(Data items)
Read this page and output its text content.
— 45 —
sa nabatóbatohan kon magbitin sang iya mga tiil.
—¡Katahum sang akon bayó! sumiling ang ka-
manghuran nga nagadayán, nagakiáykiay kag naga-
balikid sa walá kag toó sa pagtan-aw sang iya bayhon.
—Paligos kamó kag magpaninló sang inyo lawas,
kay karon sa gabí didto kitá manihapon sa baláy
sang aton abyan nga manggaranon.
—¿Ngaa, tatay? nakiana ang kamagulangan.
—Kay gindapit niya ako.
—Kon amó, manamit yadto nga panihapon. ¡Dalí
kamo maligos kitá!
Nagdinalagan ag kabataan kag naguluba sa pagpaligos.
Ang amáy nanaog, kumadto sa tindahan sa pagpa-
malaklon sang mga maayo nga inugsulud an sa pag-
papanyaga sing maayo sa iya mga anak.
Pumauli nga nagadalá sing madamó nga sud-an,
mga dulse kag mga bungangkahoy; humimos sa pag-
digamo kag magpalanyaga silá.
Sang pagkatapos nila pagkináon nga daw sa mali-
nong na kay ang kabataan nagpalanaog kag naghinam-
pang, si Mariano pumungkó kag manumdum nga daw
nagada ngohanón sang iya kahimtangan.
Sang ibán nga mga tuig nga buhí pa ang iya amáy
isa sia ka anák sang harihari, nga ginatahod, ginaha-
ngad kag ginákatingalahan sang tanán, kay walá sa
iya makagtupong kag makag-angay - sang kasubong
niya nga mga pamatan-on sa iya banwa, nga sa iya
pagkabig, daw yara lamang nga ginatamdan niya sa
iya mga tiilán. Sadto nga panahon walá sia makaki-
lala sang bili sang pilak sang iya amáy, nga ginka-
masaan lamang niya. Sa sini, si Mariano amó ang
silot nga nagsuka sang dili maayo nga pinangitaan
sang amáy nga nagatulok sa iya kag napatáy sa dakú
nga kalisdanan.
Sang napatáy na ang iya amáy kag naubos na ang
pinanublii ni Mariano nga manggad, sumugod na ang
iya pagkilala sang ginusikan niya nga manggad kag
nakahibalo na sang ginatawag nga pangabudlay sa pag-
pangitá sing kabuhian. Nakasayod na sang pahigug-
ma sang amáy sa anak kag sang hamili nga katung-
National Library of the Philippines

■ What you will do
Lines from the records above that hold "amáy" are the ones to list.

■ The reply
Ang amáy nanaog, kumadto sa tindahan sa pagpa-
Sang ibán nga mga tuig nga buhí pa ang iya amáy
lala sang bili sang pilak sang iya amáy, nga ginka-
sang amáy nga nagatulok sa iya kag napatáy sa dakú
Sang napatáy na ang iya amáy kag naubos na ang
ma sang amáy sa anak kag sang hamili nga katung-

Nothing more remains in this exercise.